### INSTRUCTIONS TO FOLLOW
Only the lines holding the string "alone" are needed. Copy each one.

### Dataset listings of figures
******************************

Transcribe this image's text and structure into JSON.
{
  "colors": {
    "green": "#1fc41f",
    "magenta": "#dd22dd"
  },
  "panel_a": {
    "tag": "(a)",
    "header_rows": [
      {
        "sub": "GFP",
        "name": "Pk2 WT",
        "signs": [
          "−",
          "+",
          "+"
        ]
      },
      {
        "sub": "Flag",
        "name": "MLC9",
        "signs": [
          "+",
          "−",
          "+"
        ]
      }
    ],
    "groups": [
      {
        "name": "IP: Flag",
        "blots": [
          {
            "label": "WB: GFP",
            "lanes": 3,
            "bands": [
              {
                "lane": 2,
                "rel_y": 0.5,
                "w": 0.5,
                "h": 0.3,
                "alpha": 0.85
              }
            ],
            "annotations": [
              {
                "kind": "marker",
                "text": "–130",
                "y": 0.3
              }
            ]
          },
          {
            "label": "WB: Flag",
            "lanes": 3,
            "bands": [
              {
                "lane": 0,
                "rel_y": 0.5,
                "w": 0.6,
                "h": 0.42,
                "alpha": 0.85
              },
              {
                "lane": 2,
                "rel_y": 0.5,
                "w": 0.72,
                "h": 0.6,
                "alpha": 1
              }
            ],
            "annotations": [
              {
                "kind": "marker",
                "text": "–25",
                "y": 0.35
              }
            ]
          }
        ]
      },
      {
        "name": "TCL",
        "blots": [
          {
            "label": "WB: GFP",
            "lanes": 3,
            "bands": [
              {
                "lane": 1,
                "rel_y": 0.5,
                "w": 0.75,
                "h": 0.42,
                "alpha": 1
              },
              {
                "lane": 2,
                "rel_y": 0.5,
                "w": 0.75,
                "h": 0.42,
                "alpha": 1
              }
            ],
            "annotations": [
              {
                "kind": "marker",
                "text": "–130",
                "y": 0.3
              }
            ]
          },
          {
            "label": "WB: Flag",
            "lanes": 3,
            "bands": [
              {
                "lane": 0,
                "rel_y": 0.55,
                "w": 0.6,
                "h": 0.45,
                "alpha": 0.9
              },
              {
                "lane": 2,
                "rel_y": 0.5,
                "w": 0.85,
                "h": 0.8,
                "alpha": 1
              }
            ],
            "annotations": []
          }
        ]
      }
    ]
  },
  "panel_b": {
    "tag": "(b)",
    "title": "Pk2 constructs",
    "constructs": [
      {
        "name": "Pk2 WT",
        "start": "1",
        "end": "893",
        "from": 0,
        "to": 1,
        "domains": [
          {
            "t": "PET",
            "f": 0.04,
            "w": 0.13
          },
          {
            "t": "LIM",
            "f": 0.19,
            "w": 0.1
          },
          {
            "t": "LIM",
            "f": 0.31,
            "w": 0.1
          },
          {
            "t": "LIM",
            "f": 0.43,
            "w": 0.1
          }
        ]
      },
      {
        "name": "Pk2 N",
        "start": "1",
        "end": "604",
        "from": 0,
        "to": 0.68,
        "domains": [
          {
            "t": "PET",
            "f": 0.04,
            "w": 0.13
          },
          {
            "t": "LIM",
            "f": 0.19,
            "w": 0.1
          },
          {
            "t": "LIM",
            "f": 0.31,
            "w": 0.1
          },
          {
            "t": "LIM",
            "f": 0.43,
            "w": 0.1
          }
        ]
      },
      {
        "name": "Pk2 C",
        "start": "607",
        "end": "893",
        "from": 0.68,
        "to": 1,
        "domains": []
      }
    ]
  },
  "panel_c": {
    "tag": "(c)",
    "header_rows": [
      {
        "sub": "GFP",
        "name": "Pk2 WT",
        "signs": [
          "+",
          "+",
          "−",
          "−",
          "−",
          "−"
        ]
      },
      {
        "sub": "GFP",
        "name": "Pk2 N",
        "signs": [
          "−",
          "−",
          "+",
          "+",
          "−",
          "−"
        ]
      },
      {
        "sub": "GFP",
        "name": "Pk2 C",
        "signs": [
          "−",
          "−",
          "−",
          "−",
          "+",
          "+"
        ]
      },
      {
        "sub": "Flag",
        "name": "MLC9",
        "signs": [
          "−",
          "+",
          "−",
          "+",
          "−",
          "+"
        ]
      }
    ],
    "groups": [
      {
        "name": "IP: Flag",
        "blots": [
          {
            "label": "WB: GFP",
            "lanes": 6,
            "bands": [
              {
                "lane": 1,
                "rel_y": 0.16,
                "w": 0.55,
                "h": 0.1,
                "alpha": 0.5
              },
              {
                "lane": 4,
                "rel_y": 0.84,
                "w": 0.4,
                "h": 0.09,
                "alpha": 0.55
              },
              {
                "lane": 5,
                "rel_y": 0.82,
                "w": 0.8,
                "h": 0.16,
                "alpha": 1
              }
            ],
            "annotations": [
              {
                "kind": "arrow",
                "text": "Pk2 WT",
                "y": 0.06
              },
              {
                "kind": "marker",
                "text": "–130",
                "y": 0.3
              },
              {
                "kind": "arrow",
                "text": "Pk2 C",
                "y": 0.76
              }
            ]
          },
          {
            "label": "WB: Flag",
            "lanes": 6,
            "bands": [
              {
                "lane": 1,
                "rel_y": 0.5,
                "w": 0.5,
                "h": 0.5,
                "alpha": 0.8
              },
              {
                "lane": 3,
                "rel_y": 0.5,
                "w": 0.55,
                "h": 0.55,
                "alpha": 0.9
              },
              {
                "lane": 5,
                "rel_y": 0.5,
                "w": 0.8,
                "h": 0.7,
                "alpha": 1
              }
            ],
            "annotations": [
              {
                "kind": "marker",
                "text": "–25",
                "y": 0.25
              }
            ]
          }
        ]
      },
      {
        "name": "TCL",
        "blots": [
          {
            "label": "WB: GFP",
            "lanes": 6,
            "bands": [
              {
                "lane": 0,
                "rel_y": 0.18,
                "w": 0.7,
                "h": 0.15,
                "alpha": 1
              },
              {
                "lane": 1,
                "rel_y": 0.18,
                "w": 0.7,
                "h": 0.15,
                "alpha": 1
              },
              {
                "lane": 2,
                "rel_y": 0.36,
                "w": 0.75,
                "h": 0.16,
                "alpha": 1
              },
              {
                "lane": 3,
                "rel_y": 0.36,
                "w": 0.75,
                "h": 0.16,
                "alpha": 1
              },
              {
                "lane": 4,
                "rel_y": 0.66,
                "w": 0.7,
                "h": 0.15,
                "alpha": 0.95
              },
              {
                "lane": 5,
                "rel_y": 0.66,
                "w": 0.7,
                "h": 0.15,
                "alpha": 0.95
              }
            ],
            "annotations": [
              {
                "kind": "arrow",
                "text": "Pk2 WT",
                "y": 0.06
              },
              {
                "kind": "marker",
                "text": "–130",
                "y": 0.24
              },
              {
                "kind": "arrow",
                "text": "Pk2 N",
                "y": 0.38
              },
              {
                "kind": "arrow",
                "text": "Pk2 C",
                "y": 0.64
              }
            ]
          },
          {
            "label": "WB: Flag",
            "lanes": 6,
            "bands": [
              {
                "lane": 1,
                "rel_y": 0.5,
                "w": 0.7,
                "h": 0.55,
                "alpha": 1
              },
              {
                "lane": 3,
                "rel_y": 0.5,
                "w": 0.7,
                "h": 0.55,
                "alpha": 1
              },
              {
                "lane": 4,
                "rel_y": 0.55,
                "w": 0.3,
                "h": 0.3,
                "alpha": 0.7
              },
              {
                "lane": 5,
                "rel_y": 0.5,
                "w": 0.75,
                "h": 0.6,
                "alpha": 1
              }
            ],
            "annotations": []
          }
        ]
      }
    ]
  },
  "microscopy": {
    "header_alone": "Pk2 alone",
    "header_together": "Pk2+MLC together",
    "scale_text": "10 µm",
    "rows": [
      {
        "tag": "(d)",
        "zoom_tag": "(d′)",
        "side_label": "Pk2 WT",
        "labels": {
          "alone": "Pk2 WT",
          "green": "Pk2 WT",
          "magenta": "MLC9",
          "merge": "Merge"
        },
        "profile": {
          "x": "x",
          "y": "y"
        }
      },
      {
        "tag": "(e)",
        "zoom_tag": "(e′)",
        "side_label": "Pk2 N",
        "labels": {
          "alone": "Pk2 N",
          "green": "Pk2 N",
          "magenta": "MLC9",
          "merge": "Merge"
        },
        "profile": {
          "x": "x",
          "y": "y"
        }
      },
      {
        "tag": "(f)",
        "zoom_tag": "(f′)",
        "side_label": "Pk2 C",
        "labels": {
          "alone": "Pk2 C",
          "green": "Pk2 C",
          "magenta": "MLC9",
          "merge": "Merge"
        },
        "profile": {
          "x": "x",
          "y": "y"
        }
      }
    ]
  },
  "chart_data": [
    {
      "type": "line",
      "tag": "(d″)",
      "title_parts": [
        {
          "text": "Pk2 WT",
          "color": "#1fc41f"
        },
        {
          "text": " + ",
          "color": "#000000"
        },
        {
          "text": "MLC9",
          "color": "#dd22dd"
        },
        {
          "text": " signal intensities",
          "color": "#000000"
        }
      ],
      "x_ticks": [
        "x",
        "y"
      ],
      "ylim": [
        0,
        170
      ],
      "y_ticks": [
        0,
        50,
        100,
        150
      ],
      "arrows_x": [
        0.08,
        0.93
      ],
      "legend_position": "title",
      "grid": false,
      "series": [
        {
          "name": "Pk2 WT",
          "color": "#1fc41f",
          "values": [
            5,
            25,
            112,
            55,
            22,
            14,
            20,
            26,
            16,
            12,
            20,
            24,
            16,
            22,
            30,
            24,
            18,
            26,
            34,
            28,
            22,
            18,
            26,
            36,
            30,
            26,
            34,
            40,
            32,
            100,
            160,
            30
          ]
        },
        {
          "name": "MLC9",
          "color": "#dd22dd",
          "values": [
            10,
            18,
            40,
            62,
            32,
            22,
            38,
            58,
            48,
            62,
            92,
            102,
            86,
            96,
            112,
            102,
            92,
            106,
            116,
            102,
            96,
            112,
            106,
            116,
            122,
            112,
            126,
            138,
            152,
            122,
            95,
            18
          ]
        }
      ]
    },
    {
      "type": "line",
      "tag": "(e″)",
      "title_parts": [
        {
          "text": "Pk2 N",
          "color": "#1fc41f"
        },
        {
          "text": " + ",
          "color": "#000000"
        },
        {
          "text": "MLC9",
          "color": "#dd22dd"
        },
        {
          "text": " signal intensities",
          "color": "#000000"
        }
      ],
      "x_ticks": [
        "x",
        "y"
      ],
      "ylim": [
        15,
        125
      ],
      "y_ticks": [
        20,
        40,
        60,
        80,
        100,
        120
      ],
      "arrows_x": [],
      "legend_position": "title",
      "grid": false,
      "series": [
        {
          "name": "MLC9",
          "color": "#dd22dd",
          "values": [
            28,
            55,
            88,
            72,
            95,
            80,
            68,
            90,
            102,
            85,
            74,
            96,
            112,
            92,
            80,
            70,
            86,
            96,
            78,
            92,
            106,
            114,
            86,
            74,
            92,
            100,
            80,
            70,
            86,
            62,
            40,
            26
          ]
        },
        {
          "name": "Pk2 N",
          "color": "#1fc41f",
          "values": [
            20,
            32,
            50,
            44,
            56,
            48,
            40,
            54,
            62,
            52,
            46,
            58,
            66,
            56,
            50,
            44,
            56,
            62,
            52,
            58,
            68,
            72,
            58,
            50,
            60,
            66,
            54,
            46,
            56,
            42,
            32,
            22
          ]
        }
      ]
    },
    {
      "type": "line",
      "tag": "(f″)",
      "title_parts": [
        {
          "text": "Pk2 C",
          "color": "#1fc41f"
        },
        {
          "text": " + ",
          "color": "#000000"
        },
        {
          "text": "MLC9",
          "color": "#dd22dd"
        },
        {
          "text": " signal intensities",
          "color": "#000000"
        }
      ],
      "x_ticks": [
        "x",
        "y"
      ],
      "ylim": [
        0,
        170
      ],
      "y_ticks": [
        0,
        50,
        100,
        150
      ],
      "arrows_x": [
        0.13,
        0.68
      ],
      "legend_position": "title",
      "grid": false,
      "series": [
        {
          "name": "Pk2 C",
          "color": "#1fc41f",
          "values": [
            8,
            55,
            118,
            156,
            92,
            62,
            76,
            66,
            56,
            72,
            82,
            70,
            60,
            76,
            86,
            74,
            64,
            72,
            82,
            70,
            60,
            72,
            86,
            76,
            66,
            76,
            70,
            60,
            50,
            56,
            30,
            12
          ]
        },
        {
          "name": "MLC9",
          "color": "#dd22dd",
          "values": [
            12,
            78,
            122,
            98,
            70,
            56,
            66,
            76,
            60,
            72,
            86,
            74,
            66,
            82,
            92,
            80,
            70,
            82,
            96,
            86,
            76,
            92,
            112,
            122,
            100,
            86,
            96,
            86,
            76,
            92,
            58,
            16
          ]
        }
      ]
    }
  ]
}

******************************

### RESPONSE TO THE TASK
    "header_alone": "Pk2 alone",
          "alone": "Pk2 WT",
          "alone": "Pk2 N",
          "alone": "Pk2 C",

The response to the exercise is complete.